- **WHAT TO WORK ON**
Note each line of the listing that contains the string "鲁道有荡", and copy it.

>> Begin RECORD SET

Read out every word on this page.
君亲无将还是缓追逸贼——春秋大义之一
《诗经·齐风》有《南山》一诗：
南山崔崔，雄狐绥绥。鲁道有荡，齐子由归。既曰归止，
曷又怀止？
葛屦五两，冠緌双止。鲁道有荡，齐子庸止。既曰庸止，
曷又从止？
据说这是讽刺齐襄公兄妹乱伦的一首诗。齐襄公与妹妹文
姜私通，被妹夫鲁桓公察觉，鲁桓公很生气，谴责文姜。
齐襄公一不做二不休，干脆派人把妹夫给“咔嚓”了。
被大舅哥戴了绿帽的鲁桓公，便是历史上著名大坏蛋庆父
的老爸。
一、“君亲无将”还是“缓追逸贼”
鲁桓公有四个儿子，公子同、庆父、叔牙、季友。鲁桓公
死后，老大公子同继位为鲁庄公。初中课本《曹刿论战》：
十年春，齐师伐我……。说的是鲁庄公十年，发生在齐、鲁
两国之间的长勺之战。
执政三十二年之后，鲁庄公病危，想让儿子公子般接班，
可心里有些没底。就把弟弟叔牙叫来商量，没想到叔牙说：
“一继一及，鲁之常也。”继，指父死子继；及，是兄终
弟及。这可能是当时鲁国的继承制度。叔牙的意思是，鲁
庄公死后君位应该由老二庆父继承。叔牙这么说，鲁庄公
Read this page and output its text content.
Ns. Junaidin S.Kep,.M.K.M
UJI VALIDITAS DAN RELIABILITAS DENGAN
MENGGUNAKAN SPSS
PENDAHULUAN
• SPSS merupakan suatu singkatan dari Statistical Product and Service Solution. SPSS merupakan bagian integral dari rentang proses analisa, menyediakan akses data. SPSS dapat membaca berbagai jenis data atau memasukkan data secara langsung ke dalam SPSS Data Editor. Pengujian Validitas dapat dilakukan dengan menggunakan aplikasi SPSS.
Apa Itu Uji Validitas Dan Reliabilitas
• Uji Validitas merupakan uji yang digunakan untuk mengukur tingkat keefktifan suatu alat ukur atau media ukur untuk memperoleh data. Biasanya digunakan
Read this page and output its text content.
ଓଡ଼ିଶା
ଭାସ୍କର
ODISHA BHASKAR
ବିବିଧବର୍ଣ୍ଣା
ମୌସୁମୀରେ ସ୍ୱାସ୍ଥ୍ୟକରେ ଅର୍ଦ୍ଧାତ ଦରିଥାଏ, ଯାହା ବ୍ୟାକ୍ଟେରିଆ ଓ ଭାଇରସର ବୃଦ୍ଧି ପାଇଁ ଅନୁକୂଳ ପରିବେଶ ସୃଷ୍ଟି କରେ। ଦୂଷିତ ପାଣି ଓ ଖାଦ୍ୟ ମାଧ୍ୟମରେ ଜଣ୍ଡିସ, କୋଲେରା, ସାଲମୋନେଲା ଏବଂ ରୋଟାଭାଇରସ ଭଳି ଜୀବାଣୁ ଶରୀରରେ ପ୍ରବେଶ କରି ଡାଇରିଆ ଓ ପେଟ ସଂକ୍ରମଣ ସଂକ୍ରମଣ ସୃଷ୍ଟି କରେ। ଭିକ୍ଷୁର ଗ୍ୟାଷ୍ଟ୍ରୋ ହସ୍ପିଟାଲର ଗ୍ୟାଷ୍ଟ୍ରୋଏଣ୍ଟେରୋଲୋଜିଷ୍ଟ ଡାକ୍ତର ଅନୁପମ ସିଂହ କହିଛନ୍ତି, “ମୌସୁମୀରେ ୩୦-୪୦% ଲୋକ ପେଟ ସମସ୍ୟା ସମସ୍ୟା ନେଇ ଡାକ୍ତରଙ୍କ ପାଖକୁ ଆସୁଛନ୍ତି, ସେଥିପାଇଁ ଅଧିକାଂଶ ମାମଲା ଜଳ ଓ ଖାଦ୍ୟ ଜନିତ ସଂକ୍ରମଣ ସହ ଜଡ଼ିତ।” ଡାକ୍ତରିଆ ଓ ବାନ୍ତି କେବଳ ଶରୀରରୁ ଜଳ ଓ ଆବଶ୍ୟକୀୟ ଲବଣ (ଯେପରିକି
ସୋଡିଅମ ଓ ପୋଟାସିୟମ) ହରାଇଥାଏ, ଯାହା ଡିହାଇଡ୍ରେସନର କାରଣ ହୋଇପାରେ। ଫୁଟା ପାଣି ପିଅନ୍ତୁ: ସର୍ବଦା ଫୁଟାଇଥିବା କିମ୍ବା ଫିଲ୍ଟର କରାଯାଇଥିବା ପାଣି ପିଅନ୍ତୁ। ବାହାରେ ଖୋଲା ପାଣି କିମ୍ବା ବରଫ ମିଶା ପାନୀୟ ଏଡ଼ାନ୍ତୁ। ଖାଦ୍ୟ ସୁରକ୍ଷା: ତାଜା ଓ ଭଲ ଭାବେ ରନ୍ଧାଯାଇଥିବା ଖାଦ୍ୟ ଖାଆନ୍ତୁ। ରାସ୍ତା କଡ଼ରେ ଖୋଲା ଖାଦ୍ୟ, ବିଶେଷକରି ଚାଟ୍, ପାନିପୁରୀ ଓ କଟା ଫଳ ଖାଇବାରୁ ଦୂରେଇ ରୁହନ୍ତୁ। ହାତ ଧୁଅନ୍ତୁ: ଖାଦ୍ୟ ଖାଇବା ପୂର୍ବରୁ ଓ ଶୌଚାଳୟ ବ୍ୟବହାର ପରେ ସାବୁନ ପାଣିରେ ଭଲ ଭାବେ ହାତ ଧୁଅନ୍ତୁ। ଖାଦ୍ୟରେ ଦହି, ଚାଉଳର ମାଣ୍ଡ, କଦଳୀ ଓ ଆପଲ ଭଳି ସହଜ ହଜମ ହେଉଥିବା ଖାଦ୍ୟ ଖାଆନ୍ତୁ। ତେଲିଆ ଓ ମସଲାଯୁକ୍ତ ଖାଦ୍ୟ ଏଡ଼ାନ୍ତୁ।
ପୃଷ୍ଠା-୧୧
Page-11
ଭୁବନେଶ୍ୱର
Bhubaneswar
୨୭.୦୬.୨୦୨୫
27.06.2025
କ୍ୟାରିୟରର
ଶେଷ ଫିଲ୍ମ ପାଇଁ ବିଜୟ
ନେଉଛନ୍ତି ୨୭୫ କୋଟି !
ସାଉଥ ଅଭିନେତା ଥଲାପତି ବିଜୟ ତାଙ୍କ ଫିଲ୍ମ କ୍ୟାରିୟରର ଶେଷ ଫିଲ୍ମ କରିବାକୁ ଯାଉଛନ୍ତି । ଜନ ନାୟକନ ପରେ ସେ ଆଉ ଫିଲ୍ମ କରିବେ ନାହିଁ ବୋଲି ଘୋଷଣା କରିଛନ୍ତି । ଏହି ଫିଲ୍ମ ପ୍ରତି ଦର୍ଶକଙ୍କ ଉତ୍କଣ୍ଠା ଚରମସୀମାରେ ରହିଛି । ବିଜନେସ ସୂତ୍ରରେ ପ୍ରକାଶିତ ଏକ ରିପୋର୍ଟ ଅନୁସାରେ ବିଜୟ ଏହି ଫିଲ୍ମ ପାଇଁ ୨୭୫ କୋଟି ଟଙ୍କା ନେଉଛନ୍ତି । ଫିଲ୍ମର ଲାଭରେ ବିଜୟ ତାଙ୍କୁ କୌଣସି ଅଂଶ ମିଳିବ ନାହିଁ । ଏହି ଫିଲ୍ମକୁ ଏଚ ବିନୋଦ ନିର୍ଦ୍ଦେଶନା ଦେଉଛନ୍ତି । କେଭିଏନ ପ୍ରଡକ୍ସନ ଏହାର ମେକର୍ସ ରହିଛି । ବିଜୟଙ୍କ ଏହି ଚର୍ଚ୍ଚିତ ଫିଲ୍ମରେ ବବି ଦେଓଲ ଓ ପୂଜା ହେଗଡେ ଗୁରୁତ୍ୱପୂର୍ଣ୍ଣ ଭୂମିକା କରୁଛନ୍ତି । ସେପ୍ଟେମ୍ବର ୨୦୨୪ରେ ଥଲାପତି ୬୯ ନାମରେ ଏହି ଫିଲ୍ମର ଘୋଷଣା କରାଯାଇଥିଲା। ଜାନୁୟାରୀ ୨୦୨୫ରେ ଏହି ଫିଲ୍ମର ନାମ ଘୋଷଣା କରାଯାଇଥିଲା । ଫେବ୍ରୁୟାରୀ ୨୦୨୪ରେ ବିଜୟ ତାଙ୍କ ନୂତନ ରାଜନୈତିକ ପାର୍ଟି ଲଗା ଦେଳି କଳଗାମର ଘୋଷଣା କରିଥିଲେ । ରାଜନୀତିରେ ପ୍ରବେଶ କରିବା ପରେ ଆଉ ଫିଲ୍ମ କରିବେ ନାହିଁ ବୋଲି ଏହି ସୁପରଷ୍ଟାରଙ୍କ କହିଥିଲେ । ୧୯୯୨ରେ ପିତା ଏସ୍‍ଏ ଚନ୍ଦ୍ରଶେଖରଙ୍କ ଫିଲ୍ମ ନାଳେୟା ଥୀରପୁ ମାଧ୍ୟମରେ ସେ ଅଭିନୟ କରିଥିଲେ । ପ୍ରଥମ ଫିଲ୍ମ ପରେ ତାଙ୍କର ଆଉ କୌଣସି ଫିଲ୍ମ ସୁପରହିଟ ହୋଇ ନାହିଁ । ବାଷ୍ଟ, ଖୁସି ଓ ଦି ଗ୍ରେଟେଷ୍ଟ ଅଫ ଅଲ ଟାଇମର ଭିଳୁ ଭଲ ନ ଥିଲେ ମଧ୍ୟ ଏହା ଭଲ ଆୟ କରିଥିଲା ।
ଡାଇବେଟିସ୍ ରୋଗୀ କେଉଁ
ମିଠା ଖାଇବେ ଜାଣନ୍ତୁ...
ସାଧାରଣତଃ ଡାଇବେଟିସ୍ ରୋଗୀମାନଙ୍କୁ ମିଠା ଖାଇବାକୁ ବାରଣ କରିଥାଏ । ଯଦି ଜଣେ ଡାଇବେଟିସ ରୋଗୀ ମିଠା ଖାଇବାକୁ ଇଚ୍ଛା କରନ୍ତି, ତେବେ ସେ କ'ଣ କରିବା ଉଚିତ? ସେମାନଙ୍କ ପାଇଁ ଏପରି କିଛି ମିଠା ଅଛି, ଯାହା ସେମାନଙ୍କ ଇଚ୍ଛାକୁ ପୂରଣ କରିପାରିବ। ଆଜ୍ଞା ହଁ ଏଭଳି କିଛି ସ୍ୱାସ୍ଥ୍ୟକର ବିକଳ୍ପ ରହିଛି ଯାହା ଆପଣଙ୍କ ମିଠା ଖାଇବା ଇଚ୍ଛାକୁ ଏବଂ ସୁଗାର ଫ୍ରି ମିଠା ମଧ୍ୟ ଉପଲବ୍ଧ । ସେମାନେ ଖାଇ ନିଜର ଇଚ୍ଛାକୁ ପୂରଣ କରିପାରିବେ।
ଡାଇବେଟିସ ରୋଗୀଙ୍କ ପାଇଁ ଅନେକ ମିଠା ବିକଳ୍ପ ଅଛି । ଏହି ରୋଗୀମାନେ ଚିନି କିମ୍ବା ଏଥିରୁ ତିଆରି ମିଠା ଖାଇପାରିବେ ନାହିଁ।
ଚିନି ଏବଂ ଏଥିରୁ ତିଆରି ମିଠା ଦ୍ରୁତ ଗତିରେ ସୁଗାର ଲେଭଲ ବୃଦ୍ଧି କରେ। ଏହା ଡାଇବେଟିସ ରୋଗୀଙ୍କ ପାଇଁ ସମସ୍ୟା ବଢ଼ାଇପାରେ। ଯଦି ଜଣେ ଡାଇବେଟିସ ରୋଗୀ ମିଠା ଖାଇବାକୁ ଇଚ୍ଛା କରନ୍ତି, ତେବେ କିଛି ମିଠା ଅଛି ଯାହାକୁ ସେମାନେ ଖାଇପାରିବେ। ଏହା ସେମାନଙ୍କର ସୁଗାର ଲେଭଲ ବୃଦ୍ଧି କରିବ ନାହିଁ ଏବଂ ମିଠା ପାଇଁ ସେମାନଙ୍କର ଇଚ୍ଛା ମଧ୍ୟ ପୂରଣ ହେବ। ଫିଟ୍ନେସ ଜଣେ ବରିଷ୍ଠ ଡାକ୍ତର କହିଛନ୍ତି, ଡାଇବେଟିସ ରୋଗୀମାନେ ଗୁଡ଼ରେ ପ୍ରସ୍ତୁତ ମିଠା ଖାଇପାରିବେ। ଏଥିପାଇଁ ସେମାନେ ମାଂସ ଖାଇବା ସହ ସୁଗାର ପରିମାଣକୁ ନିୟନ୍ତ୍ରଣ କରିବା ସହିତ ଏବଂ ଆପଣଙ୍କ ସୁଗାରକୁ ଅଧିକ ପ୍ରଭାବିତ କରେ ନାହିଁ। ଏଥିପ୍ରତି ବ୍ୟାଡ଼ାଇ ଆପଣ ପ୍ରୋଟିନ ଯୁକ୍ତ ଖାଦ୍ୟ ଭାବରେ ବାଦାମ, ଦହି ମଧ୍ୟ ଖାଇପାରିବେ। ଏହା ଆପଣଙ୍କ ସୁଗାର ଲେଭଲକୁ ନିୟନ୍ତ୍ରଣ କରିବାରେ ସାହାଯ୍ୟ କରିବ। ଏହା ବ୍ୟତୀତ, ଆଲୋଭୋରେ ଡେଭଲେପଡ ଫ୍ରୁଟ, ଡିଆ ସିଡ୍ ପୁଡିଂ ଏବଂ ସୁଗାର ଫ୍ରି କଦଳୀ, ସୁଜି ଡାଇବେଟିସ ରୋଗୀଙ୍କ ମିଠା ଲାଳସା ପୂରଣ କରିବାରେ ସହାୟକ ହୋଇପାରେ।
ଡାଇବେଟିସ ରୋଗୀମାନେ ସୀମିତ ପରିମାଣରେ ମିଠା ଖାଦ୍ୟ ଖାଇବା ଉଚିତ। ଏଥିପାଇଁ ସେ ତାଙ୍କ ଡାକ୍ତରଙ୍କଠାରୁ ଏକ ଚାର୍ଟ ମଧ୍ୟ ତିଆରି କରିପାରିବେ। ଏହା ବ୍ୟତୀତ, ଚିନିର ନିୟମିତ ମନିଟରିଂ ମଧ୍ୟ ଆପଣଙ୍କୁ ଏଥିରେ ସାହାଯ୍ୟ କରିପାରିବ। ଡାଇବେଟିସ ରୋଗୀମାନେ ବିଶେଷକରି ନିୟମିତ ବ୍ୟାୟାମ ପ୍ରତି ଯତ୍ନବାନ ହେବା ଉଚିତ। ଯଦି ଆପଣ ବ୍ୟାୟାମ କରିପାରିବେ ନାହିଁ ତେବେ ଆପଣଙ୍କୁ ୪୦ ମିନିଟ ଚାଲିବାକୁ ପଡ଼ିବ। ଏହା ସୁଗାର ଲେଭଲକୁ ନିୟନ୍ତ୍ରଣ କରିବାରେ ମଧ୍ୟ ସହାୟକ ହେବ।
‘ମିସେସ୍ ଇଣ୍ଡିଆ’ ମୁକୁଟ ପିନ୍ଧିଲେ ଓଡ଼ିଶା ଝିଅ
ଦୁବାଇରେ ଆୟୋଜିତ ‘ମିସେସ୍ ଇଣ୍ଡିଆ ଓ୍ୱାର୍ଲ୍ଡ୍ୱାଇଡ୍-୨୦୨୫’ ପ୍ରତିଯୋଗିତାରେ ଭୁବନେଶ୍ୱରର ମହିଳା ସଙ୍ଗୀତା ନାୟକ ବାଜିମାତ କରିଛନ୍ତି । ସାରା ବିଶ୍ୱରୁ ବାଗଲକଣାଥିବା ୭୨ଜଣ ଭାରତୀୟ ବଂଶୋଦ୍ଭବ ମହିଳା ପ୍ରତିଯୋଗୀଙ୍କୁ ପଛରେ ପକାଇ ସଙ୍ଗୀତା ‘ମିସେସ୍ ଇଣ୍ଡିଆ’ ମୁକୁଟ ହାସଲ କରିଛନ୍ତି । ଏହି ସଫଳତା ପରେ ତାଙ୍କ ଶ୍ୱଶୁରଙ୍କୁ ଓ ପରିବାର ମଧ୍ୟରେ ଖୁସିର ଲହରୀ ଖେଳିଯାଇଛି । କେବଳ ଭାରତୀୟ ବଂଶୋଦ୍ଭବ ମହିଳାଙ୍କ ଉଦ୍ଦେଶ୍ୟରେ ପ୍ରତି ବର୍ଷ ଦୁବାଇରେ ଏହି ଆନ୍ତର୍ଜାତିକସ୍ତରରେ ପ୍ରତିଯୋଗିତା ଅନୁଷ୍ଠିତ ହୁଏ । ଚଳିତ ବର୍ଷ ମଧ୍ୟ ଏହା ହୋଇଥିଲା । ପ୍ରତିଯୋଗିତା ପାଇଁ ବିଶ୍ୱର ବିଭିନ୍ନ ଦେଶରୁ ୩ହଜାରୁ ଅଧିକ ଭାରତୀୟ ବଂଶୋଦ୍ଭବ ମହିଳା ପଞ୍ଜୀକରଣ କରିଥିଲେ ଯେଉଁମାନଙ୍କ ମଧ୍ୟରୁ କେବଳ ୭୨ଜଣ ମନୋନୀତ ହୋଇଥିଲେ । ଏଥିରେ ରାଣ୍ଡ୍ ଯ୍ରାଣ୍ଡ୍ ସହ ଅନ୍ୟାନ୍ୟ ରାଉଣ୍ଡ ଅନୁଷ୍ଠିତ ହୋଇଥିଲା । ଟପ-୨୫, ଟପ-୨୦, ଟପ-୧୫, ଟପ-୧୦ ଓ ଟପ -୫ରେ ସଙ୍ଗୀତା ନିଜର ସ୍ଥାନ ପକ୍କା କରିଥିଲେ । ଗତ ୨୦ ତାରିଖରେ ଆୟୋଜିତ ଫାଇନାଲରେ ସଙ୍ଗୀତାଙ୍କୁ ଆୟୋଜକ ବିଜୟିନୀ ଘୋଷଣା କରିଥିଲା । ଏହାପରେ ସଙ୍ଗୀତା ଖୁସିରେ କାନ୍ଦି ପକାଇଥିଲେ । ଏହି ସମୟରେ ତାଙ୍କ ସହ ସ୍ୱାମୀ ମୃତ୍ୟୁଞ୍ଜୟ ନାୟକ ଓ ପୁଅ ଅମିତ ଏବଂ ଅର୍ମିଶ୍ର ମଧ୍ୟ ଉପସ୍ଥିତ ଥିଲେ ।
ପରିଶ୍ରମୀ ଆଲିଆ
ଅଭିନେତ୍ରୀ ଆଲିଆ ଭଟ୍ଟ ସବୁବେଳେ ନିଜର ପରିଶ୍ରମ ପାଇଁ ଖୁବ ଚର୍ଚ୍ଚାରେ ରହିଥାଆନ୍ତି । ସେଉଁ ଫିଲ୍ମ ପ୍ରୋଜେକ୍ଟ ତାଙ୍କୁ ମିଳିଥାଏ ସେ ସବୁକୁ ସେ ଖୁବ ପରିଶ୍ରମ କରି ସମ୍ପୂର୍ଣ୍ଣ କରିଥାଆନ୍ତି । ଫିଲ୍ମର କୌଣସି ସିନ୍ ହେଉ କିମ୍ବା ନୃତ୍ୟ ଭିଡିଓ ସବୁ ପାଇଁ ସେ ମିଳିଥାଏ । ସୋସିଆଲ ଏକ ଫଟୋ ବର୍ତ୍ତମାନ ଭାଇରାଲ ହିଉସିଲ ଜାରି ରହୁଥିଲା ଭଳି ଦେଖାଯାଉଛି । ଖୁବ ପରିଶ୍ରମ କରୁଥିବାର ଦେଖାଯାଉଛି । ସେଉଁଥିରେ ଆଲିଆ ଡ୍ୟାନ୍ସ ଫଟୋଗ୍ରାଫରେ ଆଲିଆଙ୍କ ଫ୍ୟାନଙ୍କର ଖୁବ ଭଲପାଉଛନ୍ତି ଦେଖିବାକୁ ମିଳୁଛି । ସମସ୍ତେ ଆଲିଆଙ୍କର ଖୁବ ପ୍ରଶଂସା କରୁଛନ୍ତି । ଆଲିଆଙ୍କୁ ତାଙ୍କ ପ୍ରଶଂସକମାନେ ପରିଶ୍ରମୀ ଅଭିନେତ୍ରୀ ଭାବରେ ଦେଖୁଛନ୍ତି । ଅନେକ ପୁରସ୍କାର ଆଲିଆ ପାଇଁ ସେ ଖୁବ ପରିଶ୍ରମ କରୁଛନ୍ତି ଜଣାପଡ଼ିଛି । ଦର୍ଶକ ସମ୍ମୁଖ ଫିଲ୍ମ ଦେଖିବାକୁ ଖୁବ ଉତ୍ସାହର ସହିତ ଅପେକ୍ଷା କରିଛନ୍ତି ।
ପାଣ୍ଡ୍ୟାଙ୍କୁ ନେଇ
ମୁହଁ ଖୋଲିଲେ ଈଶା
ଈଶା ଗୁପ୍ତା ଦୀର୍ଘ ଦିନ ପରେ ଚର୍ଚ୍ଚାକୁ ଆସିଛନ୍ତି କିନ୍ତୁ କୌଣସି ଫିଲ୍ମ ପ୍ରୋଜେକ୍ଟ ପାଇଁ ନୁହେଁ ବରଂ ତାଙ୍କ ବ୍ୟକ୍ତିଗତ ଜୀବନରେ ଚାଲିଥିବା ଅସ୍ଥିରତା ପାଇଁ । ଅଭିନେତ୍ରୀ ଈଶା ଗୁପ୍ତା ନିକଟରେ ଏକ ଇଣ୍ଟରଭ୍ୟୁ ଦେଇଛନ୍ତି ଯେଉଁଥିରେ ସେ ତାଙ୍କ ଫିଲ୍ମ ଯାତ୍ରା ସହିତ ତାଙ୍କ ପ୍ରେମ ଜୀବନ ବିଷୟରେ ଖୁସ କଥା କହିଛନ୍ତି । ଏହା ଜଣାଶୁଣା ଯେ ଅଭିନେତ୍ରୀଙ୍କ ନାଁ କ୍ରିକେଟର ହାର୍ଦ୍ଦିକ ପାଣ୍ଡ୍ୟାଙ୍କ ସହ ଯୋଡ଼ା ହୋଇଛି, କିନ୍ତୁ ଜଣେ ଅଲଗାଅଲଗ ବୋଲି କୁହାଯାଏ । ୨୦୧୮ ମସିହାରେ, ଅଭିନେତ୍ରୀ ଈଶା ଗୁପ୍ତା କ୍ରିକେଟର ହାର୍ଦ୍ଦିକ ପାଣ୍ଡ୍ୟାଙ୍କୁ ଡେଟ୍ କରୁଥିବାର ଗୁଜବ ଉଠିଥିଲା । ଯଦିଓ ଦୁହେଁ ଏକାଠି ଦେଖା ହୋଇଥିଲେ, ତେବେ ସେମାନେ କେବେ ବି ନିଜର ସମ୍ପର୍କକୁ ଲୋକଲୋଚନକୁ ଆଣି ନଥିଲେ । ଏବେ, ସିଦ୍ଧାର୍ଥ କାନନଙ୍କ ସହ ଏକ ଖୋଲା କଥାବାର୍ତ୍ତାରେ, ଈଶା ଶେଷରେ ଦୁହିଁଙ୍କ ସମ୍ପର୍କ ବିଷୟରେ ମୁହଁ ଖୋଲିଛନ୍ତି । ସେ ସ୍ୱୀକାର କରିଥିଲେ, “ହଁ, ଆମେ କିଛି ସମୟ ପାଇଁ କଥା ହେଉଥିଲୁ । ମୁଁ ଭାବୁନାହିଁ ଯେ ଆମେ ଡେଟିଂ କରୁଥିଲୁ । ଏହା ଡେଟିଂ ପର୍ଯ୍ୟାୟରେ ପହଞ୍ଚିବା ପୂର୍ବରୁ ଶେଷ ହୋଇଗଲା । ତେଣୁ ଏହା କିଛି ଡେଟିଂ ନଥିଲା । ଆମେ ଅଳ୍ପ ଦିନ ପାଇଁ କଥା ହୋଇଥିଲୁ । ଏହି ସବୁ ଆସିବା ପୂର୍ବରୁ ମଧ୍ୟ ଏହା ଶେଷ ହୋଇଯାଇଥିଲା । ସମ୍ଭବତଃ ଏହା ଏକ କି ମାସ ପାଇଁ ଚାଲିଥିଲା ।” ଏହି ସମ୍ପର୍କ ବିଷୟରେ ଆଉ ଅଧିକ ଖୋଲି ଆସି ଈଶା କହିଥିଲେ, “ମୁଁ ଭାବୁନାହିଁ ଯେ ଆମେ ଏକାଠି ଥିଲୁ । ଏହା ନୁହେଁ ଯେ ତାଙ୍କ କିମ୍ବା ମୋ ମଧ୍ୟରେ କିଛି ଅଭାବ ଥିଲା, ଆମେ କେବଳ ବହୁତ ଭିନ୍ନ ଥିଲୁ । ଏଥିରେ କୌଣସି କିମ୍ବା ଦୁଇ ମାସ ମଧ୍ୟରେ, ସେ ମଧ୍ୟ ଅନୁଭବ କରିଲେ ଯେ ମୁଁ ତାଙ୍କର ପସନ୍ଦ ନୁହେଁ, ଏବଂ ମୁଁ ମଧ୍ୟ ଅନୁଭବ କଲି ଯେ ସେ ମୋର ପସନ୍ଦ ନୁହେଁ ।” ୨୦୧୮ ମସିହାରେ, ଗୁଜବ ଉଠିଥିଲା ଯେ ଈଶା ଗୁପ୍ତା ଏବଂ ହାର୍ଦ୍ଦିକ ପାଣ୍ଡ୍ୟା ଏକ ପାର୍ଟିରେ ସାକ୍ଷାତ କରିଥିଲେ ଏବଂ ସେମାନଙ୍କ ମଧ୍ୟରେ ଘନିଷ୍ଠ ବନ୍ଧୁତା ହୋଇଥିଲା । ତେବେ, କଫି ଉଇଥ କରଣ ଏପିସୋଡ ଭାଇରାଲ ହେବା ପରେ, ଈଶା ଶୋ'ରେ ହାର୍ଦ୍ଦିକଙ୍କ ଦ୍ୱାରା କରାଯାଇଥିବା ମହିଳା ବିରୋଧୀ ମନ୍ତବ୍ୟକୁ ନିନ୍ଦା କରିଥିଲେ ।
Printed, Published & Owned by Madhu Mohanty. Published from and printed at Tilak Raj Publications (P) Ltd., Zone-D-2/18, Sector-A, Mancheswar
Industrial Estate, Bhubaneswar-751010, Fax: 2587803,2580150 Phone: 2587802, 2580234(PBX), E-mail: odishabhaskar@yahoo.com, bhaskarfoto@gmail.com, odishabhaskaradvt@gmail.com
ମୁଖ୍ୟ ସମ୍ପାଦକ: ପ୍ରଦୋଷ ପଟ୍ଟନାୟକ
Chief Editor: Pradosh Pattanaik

>> End RECORD SET

- **REPLY TO THE EXERCISE**
南山崔崔，雄狐绥绥。鲁道有荡，齐子由归。既曰归止，
葛屦五两，冠緌双止。鲁道有荡，齐子庸止。既曰庸止，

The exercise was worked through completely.